- Given data -
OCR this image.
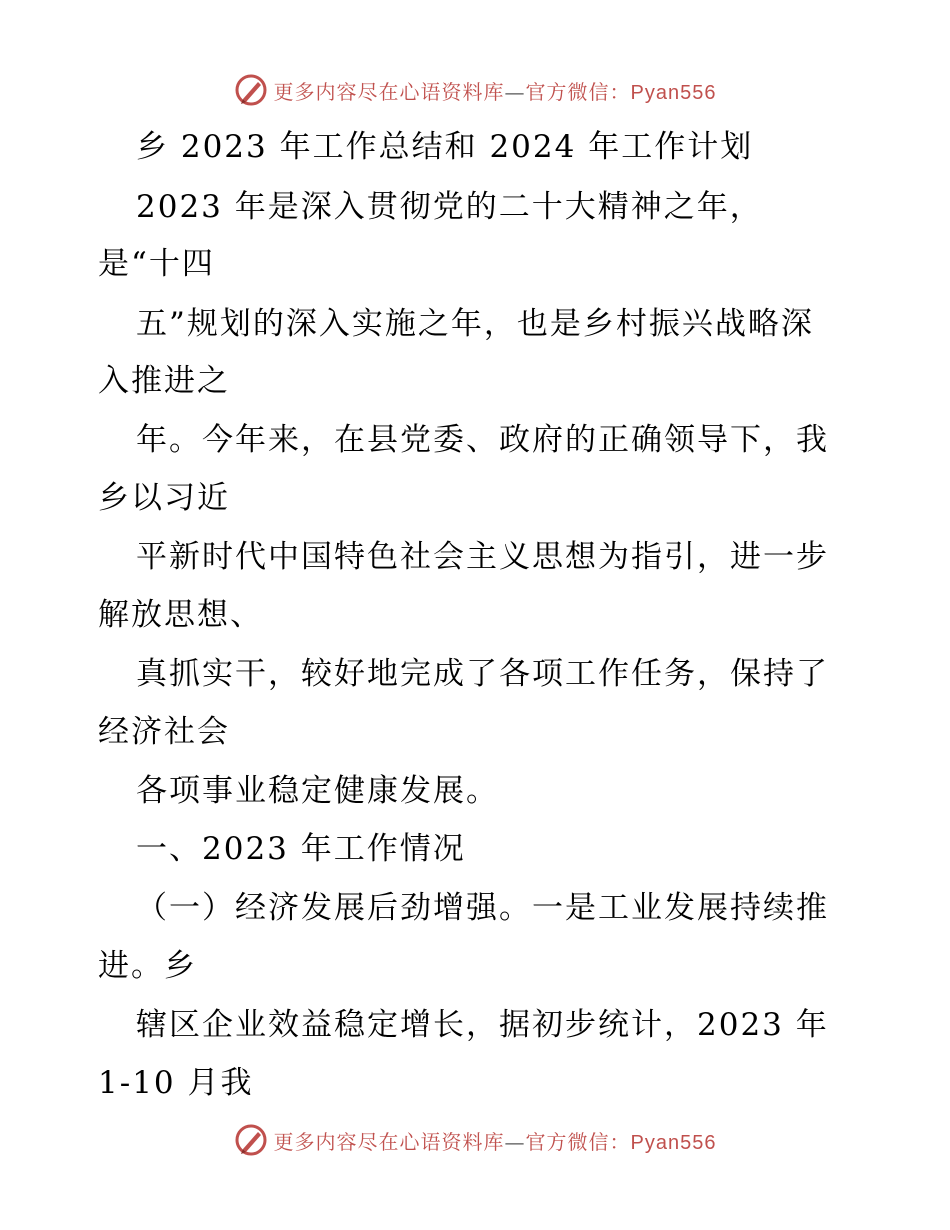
更多内容尽在心语资料库—官方微信：Pyan556
乡 2023 年工作总结和 2024 年工作计划
2023 年是深入贯彻党的二十大精神之年，
是“十四
五”规划的深入实施之年，也是乡村振兴战略深
入推进之
年。今年来，在县党委、政府的正确领导下，我
乡以习近
平新时代中国特色社会主义思想为指引，进一步
解放思想、
真抓实干，较好地完成了各项工作任务，保持了
经济社会
各项事业稳定健康发展。
一、2023 年工作情况
（一）经济发展后劲增强。一是工业发展持续推
进。乡
辖区企业效益稳定增长，据初步统计，2023 年
1-10 月我
更多内容尽在心语资料库—官方微信：Pyan556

- Your task -
Copy out all the records exactly, excluding pictures.

- Response below -
OCR this image.
更多内容尽在心语资料库—官方微信：Pyan556
乡 2023 年工作总结和 2024 年工作计划
2023 年是深入贯彻党的二十大精神之年，
是“十四
五”规划的深入实施之年，也是乡村振兴战略深
入推进之
年。今年来，在县党委、政府的正确领导下，我
乡以习近
平新时代中国特色社会主义思想为指引，进一步
解放思想、
真抓实干，较好地完成了各项工作任务，保持了
经济社会
各项事业稳定健康发展。
一、2023 年工作情况
（一）经济发展后劲增强。一是工业发展持续推
进。乡
辖区企业效益稳定增长，据初步统计，2023 年
1-10 月我
更多内容尽在心语资料库—官方微信：Pyan556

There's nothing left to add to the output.